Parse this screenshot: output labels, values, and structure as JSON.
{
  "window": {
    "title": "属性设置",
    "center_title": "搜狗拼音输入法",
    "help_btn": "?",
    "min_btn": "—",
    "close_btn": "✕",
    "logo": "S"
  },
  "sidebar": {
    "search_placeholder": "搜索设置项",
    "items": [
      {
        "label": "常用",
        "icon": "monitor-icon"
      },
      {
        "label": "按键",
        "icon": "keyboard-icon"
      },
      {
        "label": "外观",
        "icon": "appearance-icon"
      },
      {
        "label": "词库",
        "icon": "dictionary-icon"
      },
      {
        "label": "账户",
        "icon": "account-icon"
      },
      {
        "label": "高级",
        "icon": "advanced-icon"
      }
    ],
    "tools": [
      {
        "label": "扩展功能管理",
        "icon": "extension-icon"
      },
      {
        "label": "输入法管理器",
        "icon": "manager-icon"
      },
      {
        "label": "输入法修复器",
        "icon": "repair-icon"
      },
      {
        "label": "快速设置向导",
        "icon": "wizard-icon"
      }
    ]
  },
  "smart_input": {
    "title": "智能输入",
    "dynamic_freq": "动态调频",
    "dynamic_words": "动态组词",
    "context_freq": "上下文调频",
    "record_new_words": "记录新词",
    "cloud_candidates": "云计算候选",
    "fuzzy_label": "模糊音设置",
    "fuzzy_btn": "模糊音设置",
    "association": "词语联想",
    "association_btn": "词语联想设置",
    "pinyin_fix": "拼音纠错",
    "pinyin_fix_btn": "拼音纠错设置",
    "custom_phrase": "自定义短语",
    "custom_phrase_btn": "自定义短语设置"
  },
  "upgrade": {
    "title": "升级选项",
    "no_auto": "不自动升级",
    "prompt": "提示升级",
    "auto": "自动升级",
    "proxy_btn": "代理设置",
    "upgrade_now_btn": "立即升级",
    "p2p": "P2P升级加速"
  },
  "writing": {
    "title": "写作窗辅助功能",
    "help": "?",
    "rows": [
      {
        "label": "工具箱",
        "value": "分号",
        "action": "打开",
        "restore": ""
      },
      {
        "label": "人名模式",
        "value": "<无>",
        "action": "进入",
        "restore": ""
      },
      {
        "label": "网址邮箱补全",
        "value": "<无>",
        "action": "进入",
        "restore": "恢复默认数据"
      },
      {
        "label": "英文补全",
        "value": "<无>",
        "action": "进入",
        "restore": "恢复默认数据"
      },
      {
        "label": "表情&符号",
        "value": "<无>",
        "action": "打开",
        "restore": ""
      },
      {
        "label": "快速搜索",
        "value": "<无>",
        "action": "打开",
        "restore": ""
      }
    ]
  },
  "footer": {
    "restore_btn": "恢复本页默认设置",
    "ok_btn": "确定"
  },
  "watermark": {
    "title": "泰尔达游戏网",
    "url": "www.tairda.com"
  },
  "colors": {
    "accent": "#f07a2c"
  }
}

...

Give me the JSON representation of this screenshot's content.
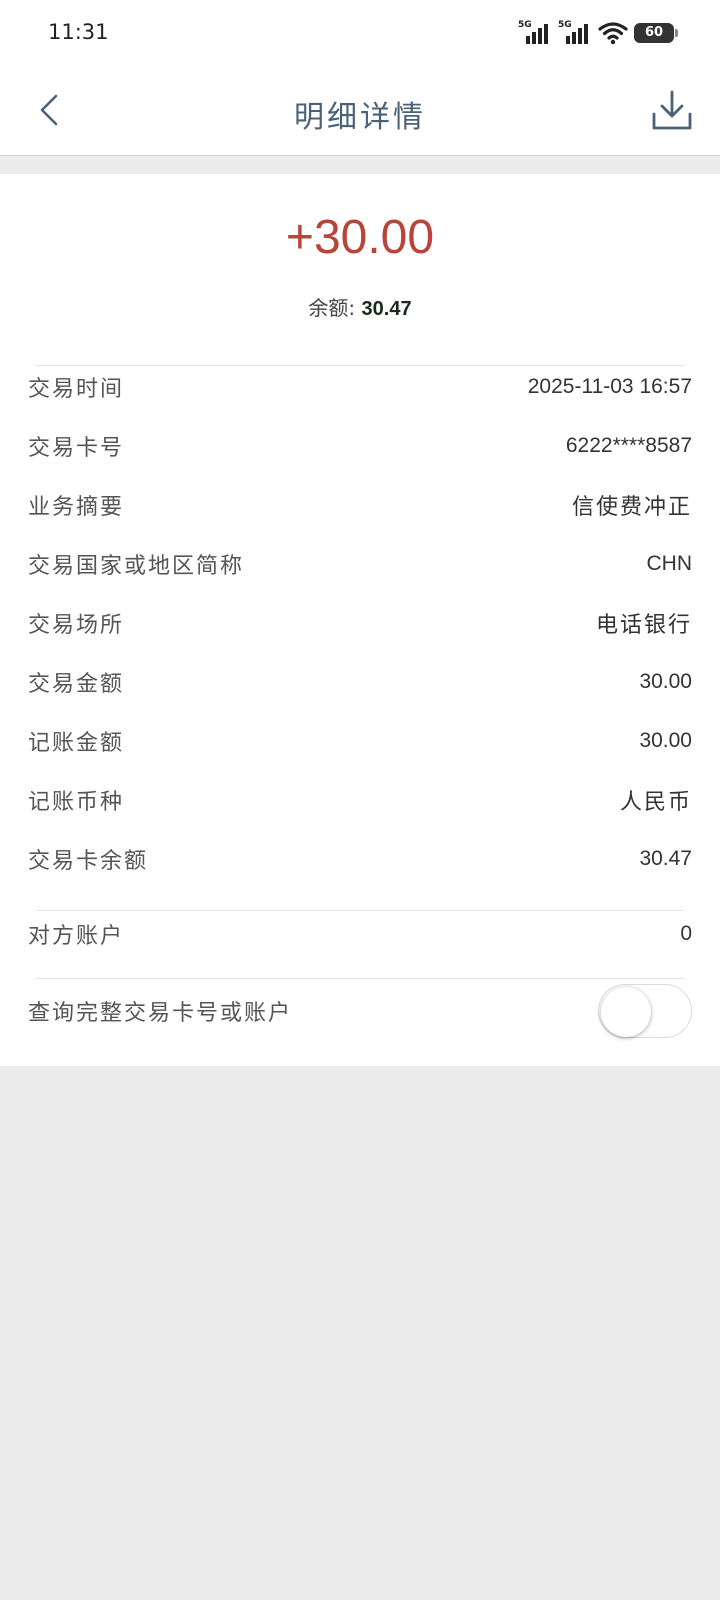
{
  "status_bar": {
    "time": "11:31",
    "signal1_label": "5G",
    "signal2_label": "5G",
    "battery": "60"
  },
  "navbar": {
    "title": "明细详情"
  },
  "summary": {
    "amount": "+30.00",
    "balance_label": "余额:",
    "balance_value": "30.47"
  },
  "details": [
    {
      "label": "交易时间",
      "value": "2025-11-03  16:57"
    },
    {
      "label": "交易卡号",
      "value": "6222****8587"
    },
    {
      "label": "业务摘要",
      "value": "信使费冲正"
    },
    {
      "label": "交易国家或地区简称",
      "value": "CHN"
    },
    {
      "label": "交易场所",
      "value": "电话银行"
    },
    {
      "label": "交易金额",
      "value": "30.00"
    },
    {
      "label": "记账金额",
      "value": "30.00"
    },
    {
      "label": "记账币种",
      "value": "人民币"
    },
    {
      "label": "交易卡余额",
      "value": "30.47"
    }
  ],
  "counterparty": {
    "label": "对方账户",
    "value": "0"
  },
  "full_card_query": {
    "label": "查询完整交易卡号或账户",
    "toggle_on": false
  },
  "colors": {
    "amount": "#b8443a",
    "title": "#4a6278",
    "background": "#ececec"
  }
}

--

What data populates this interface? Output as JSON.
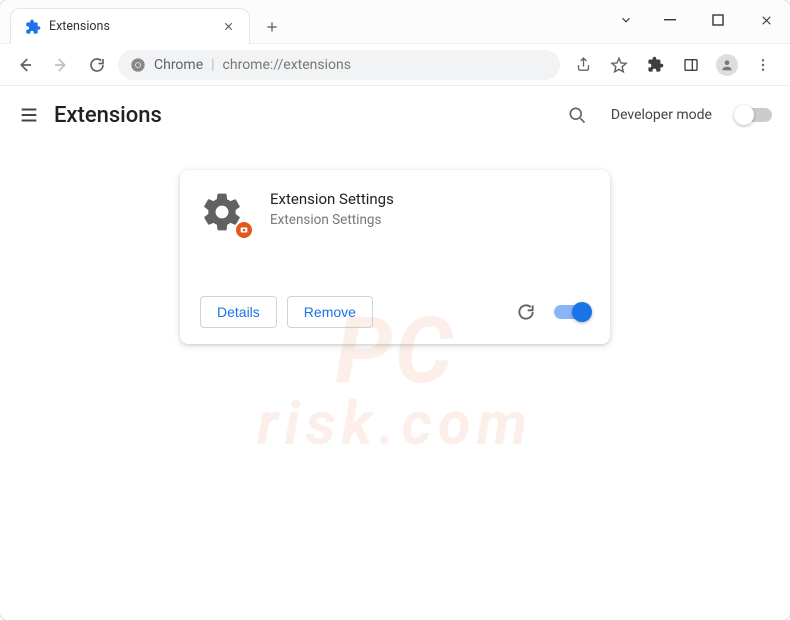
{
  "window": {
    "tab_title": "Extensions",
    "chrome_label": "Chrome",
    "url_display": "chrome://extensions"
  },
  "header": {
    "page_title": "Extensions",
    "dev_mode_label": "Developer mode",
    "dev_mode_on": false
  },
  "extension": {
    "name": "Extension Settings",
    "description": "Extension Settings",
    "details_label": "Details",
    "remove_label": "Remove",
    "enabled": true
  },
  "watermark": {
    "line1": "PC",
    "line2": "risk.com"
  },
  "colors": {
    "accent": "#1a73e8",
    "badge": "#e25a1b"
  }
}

REQUIREMENT :: Only the count is needed: the number of lines in the data that include the word "this".

TASK ANSWER :: 3